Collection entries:
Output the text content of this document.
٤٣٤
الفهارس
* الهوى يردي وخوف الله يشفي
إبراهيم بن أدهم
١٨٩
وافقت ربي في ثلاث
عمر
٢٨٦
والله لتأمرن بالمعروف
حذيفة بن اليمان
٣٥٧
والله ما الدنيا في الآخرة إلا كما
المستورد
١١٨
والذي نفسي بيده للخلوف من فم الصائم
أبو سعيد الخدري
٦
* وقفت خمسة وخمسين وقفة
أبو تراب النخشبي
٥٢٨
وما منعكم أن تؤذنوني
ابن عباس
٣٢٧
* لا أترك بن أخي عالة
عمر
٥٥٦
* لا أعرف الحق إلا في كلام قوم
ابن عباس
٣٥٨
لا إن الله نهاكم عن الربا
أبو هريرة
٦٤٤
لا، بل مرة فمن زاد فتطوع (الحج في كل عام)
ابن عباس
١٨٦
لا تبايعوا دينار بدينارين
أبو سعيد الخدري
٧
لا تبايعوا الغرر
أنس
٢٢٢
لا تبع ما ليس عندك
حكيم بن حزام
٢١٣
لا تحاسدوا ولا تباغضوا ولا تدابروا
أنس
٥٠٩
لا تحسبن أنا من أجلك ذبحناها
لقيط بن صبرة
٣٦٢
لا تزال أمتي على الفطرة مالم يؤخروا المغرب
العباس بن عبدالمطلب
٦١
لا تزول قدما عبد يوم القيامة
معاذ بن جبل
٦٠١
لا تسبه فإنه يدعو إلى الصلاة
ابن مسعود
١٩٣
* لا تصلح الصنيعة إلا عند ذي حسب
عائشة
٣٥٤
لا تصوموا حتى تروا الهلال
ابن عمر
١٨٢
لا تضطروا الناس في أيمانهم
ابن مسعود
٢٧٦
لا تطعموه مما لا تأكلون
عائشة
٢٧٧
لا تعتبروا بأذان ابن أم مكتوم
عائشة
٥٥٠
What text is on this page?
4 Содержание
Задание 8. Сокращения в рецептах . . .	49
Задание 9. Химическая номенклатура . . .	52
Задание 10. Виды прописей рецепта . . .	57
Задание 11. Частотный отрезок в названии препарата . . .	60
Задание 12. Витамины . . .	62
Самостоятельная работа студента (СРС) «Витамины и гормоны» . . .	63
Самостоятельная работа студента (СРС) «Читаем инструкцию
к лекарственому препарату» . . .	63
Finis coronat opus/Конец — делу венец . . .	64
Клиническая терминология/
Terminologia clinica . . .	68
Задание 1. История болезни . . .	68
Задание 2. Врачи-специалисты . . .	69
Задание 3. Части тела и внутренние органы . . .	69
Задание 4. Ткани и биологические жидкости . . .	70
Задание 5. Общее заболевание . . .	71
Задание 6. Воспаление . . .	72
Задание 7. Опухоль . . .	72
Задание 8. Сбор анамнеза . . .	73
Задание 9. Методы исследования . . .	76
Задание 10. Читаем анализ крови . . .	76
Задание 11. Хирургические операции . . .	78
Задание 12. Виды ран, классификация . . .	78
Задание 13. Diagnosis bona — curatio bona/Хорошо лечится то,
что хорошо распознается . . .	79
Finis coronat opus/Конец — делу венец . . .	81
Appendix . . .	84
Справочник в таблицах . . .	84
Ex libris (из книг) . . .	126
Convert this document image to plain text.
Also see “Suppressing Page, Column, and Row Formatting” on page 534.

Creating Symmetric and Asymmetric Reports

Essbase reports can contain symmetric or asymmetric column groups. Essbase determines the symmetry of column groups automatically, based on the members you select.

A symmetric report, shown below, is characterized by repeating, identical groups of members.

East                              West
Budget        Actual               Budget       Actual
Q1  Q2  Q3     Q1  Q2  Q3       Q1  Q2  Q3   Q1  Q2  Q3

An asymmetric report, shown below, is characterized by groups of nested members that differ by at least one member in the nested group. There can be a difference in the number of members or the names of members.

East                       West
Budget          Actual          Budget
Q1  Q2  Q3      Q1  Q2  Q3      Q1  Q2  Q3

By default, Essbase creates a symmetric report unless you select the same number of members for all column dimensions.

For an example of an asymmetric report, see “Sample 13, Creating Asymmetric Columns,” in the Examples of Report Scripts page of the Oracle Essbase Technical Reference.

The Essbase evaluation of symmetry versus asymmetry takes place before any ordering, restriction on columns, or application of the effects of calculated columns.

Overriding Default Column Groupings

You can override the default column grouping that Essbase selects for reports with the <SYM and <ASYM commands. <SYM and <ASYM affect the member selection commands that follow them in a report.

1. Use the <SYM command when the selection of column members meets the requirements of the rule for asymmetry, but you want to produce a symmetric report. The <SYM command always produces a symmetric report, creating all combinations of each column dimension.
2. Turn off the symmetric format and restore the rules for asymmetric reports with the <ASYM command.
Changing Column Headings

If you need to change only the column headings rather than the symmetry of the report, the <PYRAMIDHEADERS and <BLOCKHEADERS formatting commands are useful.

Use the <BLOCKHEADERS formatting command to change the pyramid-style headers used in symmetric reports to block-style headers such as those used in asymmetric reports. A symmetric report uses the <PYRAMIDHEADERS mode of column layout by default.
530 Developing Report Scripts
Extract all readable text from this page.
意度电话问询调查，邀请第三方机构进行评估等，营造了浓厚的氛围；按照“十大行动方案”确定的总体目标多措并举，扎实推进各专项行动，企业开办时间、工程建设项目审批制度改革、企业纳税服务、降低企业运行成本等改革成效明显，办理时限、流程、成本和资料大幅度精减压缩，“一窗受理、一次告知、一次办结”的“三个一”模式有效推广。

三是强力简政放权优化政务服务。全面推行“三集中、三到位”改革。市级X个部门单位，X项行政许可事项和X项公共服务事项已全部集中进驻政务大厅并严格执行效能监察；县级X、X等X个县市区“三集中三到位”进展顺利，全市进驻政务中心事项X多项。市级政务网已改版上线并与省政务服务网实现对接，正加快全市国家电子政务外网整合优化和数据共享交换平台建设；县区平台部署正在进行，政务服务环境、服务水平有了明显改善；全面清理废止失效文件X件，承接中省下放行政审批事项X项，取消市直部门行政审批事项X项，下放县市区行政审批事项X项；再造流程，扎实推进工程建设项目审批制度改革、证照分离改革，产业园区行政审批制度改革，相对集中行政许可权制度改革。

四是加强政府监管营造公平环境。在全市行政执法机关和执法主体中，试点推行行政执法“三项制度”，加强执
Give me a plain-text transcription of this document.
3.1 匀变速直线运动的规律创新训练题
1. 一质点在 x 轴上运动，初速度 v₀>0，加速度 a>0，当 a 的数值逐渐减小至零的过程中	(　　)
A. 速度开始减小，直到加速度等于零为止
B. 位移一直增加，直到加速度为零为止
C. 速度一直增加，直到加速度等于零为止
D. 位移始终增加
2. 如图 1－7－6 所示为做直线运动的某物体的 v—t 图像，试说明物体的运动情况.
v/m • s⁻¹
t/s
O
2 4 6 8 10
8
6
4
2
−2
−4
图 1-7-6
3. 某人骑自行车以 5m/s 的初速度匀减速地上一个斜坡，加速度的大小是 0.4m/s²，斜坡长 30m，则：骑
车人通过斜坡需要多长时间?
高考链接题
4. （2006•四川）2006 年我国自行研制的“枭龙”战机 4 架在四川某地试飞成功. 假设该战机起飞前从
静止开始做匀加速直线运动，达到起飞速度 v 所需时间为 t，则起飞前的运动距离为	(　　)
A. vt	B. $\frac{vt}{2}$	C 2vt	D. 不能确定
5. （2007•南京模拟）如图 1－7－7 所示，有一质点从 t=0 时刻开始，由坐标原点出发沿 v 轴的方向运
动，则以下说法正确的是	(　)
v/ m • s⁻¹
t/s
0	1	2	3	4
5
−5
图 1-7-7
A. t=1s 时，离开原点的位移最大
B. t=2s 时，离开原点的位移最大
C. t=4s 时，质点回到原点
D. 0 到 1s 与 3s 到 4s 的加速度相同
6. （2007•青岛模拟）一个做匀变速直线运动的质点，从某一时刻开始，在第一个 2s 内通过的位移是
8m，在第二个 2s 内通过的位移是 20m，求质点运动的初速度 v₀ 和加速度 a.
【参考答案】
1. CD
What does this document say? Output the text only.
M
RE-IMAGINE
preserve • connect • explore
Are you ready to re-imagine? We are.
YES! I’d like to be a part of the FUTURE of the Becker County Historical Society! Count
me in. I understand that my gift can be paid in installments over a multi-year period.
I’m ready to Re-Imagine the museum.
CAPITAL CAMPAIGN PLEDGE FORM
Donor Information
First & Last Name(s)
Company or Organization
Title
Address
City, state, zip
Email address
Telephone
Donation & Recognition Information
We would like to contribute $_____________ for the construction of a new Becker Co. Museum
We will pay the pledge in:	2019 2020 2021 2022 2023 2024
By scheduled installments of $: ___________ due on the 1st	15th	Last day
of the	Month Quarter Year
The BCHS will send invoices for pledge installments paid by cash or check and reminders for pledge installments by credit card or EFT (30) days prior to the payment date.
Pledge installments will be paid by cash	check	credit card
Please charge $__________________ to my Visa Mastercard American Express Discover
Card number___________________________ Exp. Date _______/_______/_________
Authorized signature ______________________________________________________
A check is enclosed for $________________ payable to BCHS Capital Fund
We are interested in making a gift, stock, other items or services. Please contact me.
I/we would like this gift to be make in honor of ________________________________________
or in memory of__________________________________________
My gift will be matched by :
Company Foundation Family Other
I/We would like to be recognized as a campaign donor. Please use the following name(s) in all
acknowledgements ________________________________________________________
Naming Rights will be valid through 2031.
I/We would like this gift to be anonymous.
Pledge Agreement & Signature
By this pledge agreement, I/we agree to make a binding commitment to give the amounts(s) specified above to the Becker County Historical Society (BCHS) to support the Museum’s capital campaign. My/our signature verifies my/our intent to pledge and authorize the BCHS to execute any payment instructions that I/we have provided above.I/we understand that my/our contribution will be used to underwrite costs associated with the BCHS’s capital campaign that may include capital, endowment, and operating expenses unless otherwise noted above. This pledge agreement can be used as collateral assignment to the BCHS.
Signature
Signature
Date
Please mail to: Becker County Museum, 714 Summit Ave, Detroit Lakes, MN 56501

§ **CHALLENGE**:
Tell how many lines of the data above hold the string "cash". Give only the number.

§ **RESULT OF THE TASK**:
2